*DOCUMENT*
START
I have 0-1 valued vectors that I need to do some matrix operations on. They are not very sparse (only half of the values are 0) but saving them as a logical variable instead of double saves 8 times the memory: 1 byte for a logical, and 8 for double floating point.
Would it be any slower to do matrix multiplications of a logical vector and a double matrix than to use both as double? See my preliminary results below:
>> x = [0 1 0 1 0 1 0 1]; A = rand(numel(x)); xl = logical(x);
>> tic; for k = 1:10000; x * A * x'; end; toc %'
Elapsed time is 0.017682 seconds.
>> tic; for k = 1:10000; xl * A * xl'; end; toc %'
Elapsed time is 0.026810 seconds.
>> xs = sparse(x);
>> tic; for k = 1:10000; xs * A * xs'; end; toc %'
Elapsed time is 0.039566 seconds.
END
*DATASET ROWS*
START
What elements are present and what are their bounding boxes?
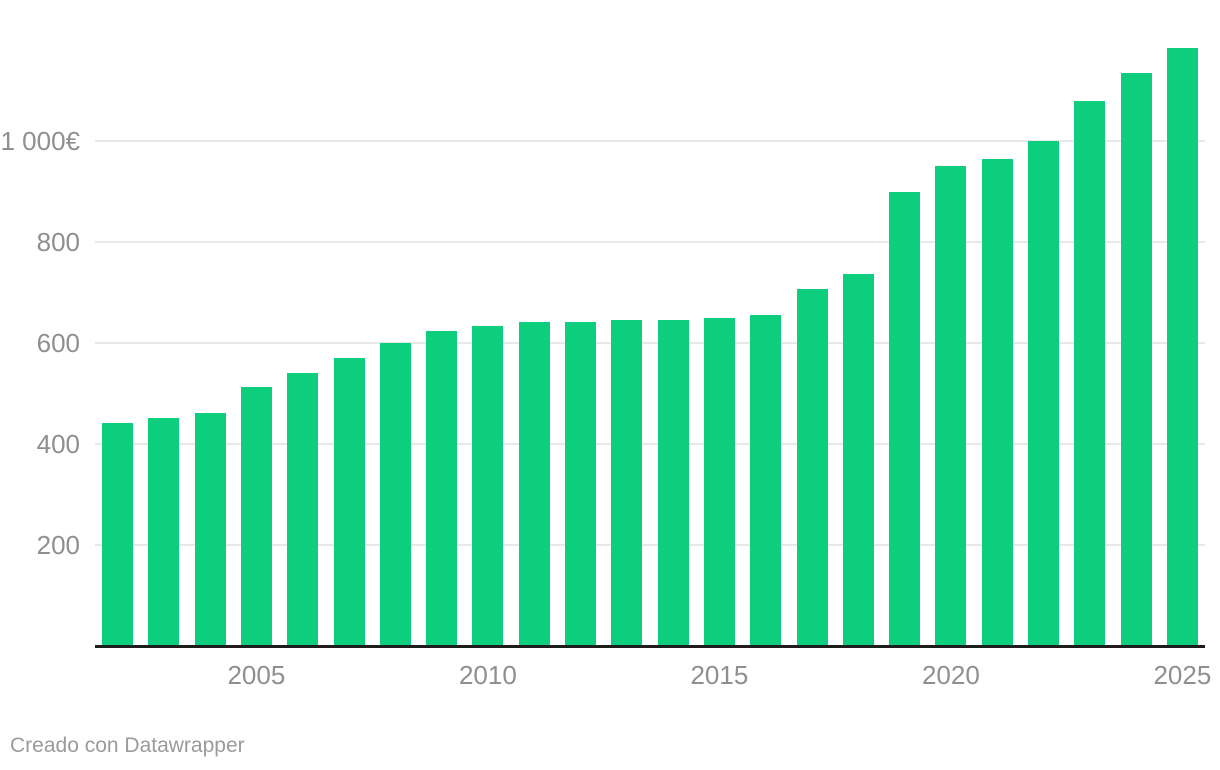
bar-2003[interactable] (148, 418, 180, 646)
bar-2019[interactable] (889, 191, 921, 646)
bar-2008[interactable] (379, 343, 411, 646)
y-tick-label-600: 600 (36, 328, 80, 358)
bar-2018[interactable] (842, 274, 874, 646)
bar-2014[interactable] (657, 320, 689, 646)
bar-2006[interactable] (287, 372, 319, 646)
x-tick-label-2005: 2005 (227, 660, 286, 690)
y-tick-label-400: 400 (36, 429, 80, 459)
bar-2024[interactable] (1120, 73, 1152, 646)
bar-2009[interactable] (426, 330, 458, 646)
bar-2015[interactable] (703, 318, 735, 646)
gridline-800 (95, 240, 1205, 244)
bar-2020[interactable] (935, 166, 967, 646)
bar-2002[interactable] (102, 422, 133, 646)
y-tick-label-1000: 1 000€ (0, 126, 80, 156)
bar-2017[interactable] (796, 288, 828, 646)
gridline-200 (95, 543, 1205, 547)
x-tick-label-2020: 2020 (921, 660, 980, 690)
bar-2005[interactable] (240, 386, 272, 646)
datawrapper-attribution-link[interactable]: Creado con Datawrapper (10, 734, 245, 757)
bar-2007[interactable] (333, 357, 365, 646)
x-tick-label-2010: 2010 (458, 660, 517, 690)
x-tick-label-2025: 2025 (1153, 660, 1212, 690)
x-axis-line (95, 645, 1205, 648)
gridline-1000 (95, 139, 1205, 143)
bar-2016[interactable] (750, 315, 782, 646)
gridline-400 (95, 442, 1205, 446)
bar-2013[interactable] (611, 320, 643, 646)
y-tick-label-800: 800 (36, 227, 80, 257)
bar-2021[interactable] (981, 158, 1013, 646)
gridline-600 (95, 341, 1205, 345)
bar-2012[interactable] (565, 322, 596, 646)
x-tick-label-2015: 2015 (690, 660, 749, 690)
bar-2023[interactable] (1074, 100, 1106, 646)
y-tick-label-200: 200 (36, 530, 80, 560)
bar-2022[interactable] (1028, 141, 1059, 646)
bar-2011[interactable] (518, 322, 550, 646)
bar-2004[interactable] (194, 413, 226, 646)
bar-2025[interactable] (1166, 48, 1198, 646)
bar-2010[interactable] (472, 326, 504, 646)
END
START
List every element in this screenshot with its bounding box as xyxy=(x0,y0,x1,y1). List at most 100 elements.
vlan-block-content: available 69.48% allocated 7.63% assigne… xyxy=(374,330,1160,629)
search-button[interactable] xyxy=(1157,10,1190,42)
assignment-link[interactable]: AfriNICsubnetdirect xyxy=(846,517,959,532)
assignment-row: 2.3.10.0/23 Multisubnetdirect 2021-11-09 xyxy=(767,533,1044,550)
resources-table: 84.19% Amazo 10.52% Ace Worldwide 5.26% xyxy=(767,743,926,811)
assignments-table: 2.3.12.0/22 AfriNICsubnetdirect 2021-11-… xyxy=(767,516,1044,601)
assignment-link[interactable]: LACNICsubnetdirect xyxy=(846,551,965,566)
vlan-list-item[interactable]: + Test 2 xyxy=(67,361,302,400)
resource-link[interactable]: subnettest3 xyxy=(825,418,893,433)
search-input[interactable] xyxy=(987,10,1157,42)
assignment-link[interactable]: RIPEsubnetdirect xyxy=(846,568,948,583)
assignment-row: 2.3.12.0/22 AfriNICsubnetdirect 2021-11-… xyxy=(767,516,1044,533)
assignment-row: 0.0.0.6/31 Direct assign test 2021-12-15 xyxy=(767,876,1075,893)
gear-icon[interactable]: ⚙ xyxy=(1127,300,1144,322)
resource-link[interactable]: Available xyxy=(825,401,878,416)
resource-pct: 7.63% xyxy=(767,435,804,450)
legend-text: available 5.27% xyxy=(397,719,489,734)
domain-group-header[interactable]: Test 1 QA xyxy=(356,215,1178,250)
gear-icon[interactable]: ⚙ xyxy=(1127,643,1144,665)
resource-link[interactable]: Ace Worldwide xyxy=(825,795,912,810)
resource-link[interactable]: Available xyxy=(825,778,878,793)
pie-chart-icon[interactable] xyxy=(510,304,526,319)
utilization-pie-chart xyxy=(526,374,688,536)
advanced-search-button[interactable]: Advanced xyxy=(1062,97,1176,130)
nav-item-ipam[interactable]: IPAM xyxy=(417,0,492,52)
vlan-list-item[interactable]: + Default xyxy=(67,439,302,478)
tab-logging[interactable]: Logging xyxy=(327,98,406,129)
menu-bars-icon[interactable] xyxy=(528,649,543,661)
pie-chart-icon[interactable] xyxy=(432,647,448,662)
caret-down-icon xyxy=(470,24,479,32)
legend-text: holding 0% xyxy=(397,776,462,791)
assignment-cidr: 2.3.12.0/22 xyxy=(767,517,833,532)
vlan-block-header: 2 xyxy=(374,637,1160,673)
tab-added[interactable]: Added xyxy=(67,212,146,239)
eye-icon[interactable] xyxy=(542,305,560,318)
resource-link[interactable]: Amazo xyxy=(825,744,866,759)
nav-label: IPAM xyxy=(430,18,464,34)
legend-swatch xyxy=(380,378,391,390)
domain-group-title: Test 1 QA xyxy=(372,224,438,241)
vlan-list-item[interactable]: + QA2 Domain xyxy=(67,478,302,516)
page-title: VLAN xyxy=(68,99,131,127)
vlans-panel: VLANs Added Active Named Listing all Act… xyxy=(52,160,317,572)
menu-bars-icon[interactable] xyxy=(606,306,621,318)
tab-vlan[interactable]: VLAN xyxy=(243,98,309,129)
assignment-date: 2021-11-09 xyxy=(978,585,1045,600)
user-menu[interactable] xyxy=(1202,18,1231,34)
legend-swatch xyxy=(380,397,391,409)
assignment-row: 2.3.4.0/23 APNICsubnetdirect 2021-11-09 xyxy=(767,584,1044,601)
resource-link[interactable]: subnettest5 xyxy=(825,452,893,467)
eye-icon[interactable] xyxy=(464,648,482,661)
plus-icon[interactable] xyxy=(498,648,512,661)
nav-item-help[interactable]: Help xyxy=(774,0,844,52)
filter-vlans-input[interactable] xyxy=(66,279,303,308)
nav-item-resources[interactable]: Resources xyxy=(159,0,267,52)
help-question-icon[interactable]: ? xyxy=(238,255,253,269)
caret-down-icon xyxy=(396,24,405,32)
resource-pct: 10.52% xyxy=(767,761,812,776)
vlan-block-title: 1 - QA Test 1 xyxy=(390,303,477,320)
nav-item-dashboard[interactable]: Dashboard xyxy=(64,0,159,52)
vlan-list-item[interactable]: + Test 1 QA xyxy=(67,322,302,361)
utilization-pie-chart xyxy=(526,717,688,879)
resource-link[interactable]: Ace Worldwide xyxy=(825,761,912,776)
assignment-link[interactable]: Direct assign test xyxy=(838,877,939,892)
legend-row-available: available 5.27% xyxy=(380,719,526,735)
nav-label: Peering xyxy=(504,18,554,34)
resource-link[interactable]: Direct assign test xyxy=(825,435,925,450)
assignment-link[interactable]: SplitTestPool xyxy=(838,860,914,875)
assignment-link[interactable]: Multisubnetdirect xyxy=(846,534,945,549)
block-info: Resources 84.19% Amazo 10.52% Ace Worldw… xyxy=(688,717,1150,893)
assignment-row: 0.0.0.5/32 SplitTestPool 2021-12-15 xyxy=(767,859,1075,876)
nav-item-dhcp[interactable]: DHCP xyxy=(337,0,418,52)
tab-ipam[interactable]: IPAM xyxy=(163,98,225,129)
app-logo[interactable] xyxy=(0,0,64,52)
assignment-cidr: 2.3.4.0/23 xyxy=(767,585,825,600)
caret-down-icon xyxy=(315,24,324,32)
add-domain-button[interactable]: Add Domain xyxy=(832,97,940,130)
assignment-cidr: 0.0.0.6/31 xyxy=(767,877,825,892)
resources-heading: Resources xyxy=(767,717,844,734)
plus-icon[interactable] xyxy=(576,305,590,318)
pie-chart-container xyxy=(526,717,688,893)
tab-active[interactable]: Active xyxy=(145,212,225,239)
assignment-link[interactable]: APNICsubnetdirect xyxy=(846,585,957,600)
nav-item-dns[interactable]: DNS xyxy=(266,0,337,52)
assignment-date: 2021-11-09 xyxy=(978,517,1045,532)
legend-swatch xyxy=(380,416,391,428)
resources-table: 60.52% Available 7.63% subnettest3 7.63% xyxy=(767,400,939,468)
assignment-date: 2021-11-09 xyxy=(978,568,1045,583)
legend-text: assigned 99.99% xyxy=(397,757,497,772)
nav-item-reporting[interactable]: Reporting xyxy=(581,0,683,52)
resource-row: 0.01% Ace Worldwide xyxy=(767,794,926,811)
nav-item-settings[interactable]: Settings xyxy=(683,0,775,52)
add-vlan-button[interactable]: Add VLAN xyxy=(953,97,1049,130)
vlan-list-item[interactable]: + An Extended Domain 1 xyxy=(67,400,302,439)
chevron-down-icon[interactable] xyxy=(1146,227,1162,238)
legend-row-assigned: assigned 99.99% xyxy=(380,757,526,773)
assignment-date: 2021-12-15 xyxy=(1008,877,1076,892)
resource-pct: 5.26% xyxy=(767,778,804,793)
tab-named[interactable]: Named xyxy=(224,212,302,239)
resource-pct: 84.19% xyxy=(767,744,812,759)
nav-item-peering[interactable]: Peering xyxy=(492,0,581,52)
END
*EXERCISE GOAL*
Please carry on the MATLAB question about multiplying logical and double vectors, starting right after its last timing result.

*THE REPLY*
It seems that using logical representation is much slower (and sparse is even slower). Can someone explain why? Is it type casting time? Is it a limitation of the CPU/FPU instruction set?
EDIT: My system is MATLAB R2012b on Mac OS X 10.8.3 , Intel Core i7 3.4 GHz
EDIT2: A few comments show that on this is only a problem with Mac OS X. I would like to compile results from diverse architectures and OS if possible.
EDIT3: My actual problem requires computation with a huge portion of all possible binary vectors of length m
, where m
can be too large for 8 * m * 2^m
to fit in memory.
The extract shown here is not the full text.